• [WORK INSTRUCTIONS]:
Reproduce verbatim the stretch of the records from the first line through the line containing "20, 1198, 44]", both ends included.

-*-

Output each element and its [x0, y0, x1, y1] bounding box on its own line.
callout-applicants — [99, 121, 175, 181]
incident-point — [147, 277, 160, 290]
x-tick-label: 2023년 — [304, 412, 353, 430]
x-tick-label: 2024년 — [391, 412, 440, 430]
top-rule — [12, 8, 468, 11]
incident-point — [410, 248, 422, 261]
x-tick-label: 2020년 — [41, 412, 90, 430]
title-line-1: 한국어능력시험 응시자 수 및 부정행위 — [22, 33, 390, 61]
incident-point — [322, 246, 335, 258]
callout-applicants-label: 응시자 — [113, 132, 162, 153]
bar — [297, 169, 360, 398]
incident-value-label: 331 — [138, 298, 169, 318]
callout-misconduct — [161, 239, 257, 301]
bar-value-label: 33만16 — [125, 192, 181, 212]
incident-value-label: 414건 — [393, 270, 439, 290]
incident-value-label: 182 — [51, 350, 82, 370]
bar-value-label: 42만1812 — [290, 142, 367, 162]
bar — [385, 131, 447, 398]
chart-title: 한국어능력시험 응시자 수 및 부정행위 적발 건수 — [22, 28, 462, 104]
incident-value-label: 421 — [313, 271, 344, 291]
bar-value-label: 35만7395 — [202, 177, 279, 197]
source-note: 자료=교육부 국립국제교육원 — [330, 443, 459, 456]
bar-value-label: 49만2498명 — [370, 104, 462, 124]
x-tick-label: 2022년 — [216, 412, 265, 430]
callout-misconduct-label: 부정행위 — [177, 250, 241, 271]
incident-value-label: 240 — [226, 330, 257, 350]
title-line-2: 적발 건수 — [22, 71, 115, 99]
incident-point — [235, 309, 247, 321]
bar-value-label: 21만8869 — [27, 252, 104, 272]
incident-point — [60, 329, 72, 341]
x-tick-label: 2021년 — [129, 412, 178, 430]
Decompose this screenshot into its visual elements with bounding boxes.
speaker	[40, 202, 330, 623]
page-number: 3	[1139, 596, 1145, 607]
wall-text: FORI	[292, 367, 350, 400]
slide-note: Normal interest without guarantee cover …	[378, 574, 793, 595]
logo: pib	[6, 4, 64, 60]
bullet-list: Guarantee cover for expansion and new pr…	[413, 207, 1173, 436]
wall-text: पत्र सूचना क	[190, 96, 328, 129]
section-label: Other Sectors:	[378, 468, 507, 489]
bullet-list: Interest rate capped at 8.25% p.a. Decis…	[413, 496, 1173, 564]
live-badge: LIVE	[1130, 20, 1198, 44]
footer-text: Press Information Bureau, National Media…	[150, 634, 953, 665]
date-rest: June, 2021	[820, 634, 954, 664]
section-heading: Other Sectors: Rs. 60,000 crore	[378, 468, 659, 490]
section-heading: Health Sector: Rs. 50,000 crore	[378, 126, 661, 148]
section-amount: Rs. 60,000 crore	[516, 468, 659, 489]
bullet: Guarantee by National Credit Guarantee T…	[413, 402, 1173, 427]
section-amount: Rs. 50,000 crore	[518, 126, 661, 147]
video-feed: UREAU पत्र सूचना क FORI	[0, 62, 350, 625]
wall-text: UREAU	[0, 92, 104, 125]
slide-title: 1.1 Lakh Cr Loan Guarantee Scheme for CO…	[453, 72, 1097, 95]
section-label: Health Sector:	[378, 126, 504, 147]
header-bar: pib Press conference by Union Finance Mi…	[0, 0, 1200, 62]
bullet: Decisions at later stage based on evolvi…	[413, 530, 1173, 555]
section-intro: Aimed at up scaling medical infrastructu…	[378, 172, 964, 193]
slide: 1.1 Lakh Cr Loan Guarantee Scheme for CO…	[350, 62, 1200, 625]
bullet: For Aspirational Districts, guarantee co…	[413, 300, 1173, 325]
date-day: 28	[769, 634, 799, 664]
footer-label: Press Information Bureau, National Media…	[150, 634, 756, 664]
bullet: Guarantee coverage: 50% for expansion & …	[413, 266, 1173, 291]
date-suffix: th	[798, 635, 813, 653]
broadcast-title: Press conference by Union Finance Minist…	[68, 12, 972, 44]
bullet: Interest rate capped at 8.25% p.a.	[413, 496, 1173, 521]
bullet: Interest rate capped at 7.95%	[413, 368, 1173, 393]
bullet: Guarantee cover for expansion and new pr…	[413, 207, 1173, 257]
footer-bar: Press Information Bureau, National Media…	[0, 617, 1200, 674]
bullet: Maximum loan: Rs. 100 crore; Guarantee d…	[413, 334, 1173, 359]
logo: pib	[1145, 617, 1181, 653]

-*-

• [TASK RESULT]:
Output each element and its [x0, y0, x1, y1] bounding box on its own line.
callout-applicants — [99, 121, 175, 181]
incident-point — [147, 277, 160, 290]
x-tick-label: 2023년 — [304, 412, 353, 430]
x-tick-label: 2024년 — [391, 412, 440, 430]
top-rule — [12, 8, 468, 11]
incident-point — [410, 248, 422, 261]
x-tick-label: 2020년 — [41, 412, 90, 430]
title-line-1: 한국어능력시험 응시자 수 및 부정행위 — [22, 33, 390, 61]
incident-point — [322, 246, 335, 258]
callout-applicants-label: 응시자 — [113, 132, 162, 153]
bar — [297, 169, 360, 398]
incident-value-label: 331 — [138, 298, 169, 318]
callout-misconduct — [161, 239, 257, 301]
bar-value-label: 33만16 — [125, 192, 181, 212]
incident-value-label: 414건 — [393, 270, 439, 290]
incident-value-label: 182 — [51, 350, 82, 370]
bar-value-label: 42만1812 — [290, 142, 367, 162]
bar — [385, 131, 447, 398]
chart-title: 한국어능력시험 응시자 수 및 부정행위 적발 건수 — [22, 28, 462, 104]
incident-value-label: 421 — [313, 271, 344, 291]
bar-value-label: 35만7395 — [202, 177, 279, 197]
source-note: 자료=교육부 국립국제교육원 — [330, 443, 459, 456]
bar-value-label: 49만2498명 — [370, 104, 462, 124]
x-tick-label: 2022년 — [216, 412, 265, 430]
callout-misconduct-label: 부정행위 — [177, 250, 241, 271]
incident-value-label: 240 — [226, 330, 257, 350]
title-line-2: 적발 건수 — [22, 71, 115, 99]
incident-point — [235, 309, 247, 321]
bar-value-label: 21만8869 — [27, 252, 104, 272]
incident-point — [60, 329, 72, 341]
x-tick-label: 2021년 — [129, 412, 178, 430]
Decompose this screenshot into its visual elements with bounding boxes.
speaker	[40, 202, 330, 623]
page-number: 3	[1139, 596, 1145, 607]
wall-text: FORI	[292, 367, 350, 400]
slide-note: Normal interest without guarantee cover …	[378, 574, 793, 595]
logo: pib	[6, 4, 64, 60]
bullet-list: Guarantee cover for expansion and new pr…	[413, 207, 1173, 436]
wall-text: पत्र सूचना क	[190, 96, 328, 129]
section-label: Other Sectors:	[378, 468, 507, 489]
bullet-list: Interest rate capped at 8.25% p.a. Decis…	[413, 496, 1173, 564]
live-badge: LIVE	[1130, 20, 1198, 44]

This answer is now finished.